Look below and pull out each line with the word "выбросы".

PROVIDED INFORMATION >>
+-------+

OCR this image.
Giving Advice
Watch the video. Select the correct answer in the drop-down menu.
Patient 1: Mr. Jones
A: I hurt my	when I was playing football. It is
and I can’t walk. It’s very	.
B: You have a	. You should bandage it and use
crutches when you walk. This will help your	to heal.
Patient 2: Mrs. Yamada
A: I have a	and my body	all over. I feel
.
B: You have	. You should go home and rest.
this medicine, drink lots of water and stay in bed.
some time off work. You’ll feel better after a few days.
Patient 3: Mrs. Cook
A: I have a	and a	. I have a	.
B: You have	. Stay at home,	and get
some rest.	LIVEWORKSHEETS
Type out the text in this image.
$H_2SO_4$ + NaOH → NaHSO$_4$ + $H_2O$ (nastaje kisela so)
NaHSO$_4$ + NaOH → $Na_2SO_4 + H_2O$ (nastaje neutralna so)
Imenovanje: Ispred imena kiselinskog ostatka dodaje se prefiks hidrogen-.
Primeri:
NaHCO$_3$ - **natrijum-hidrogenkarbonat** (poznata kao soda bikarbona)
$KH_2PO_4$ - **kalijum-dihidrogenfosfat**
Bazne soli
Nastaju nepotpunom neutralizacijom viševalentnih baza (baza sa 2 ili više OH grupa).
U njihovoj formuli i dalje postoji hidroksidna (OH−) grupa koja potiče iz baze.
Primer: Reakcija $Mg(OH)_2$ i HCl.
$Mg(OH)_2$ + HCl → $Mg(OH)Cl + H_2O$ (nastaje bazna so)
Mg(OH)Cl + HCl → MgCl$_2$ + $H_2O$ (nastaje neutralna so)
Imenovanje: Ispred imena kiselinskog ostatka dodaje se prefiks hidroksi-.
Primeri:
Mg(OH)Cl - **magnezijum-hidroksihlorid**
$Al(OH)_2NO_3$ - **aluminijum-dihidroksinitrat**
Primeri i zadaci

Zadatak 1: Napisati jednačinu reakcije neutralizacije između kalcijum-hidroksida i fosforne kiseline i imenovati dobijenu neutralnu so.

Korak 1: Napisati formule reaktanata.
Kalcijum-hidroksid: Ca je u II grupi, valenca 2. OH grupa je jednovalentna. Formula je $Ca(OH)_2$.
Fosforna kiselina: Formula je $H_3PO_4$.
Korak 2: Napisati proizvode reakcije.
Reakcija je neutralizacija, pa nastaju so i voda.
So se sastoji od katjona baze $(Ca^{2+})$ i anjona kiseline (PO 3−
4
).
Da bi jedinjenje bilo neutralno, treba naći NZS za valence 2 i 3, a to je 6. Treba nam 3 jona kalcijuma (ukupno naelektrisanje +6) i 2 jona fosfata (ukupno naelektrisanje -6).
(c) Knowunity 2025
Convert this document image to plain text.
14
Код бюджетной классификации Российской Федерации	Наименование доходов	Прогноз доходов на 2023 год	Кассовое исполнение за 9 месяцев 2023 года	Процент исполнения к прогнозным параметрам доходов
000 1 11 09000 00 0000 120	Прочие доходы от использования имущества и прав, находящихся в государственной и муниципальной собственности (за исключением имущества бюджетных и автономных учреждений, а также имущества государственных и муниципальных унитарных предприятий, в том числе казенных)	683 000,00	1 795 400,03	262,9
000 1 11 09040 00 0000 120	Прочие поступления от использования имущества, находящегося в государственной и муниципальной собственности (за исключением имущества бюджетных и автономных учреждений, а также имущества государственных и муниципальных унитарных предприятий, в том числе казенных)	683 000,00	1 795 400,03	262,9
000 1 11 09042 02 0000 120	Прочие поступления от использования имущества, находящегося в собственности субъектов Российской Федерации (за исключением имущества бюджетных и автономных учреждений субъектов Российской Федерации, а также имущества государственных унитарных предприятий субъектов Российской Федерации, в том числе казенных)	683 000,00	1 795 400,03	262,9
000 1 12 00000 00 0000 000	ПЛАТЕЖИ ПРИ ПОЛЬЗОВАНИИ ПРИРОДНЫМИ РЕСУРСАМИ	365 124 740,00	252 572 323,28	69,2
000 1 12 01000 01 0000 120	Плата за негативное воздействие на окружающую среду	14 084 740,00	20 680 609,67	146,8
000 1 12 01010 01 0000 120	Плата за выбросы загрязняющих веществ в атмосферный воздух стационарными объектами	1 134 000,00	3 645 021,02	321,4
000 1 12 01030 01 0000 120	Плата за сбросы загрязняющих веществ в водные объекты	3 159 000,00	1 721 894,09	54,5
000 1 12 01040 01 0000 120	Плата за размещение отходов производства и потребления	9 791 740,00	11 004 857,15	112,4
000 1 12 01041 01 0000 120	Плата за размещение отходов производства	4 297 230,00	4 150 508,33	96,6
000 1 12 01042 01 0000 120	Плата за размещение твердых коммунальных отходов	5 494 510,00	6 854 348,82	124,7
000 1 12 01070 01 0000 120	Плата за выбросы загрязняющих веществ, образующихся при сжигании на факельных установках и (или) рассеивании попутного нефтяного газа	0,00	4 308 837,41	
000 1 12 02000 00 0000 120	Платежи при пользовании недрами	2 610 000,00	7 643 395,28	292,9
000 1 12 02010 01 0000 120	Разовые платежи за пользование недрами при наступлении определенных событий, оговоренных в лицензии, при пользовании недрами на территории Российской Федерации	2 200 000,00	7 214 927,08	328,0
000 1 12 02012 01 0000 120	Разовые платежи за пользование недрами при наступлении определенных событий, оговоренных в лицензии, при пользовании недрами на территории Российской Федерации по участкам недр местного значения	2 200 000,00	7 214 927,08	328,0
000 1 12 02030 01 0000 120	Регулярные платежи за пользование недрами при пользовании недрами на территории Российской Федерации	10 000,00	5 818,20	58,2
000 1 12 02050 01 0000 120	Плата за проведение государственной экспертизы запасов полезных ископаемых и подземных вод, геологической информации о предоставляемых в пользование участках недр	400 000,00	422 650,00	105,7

+-------+

EXERCISE ANSWER >>
000 1 12 01010 01 0000 120	Плата за выбросы загрязняющих веществ в атмосферный воздух стационарными объектами	1 134 000,00	3 645 021,02	321,4
000 1 12 01070 01 0000 120	Плата за выбросы загрязняющих веществ, образующихся при сжигании на факельных установках и (или) рассеивании попутного нефтяного газа	0,00	4 308 837,41	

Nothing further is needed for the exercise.